• [Task statement]:
Return all the data, word for word.

• [Data excerpts]:
^^^^
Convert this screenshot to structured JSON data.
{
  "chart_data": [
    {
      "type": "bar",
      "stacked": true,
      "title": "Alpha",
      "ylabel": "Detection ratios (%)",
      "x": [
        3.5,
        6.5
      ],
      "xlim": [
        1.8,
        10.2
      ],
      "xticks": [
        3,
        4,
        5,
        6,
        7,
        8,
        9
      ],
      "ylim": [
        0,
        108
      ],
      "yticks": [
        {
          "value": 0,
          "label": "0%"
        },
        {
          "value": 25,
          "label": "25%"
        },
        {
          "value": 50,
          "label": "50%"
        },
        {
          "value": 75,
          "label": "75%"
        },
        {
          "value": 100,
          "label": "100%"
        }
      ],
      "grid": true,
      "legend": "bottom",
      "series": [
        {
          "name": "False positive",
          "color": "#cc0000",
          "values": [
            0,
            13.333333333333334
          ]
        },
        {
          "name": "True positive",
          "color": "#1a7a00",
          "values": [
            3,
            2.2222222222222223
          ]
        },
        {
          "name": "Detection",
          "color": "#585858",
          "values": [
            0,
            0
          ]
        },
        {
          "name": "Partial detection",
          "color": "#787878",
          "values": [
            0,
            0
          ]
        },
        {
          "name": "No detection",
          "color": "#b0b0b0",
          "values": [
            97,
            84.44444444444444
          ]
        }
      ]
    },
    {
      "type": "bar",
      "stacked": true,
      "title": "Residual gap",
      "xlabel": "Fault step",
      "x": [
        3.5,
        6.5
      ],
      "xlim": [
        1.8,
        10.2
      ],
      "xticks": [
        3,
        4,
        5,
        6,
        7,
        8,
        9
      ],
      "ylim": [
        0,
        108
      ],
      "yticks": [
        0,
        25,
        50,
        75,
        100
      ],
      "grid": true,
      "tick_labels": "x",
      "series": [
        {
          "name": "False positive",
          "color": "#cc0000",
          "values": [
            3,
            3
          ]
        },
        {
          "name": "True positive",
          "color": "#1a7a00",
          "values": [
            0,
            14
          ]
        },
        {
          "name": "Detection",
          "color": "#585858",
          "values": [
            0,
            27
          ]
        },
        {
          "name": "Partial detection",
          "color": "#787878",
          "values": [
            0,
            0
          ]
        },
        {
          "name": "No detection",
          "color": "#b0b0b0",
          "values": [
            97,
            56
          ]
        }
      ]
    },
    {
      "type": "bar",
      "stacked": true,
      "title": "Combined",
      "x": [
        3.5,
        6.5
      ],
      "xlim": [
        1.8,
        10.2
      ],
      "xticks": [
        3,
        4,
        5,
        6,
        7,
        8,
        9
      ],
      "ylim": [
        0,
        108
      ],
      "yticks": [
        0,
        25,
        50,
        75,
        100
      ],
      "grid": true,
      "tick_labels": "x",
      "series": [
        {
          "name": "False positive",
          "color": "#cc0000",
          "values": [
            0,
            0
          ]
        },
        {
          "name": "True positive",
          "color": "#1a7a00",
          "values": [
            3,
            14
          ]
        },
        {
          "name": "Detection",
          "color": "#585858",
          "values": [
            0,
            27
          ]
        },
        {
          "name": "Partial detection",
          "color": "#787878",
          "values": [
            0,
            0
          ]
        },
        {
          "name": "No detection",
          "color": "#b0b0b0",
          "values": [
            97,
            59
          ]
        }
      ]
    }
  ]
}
^^^^
• [Answer for the task]:
Convert this screenshot to structured JSON data.
{
  "chart_data": [
    {
      "type": "bar",
      "stacked": true,
      "title": "Alpha",
      "ylabel": "Detection ratios (%)",
      "x": [
        3.5,
        6.5
      ],
      "xlim": [
        1.8,
        10.2
      ],
      "xticks": [
        3,
        4,
        5,
        6,
        7,
        8,
        9
      ],
      "ylim": [
        0,
        108
      ],
      "yticks": [
        {
          "value": 0,
          "label": "0%"
        },
        {
          "value": 25,
          "label": "25%"
        },
        {
          "value": 50,
          "label": "50%"
        },
        {
          "value": 75,
          "label": "75%"
        },
        {
          "value": 100,
          "label": "100%"
        }
      ],
      "grid": true,
      "legend": "bottom",
      "series": [
        {
          "name": "False positive",
          "color": "#cc0000",
          "values": [
            0,
            13.333333333333334
          ]
        },
        {
          "name": "True positive",
          "color": "#1a7a00",
          "values": [
            3,
            2.2222222222222223
          ]
        },
        {
          "name": "Detection",
          "color": "#585858",
          "values": [
            0,
            0
          ]
        },
        {
          "name": "Partial detection",
          "color": "#787878",
          "values": [
            0,
            0
          ]
        },
        {
          "name": "No detection",
          "color": "#b0b0b0",
          "values": [
            97,
            84.44444444444444
          ]
        }
      ]
    },
    {
      "type": "bar",
      "stacked": true,
      "title": "Residual gap",
      "xlabel": "Fault step",
      "x": [
        3.5,
        6.5
      ],
      "xlim": [
        1.8,
        10.2
      ],
      "xticks": [
        3,
        4,
        5,
        6,
        7,
        8,
        9
      ],
      "ylim": [
        0,
        108
      ],
      "yticks": [
        0,
        25,
        50,
        75,
        100
      ],
      "grid": true,
      "tick_labels": "x",
      "series": [
        {
          "name": "False positive",
          "color": "#cc0000",
          "values": [
            3,
            3
          ]
        },
        {
          "name": "True positive",
          "color": "#1a7a00",
          "values": [
            0,
            14
          ]
        },
        {
          "name": "Detection",
          "color": "#585858",
          "values": [
            0,
            27
          ]
        },
        {
          "name": "Partial detection",
          "color": "#787878",
          "values": [
            0,
            0
          ]
        },
        {
          "name": "No detection",
          "color": "#b0b0b0",
          "values": [
            97,
            56
          ]
        }
      ]
    },
    {
      "type": "bar",
      "stacked": true,
      "title": "Combined",
      "x": [
        3.5,
        6.5
      ],
      "xlim": [
        1.8,
        10.2
      ],
      "xticks": [
        3,
        4,
        5,
        6,
        7,
        8,
        9
      ],
      "ylim": [
        0,
        108
      ],
      "yticks": [
        0,
        25,
        50,
        75,
        100
      ],
      "grid": true,
      "tick_labels": "x",
      "series": [
        {
          "name": "False positive",
          "color": "#cc0000",
          "values": [
            0,
            0
          ]
        },
        {
          "name": "True positive",
          "color": "#1a7a00",
          "values": [
            3,
            14
          ]
        },
        {
          "name": "Detection",
          "color": "#585858",
          "values": [
            0,
            27
          ]
        },
        {
          "name": "Partial detection",
          "color": "#787878",
          "values": [
            0,
            0
          ]
        },
        {
          "name": "No detection",
          "color": "#b0b0b0",
          "values": [
            97,
            59
          ]
        }
      ]
    }
  ]
}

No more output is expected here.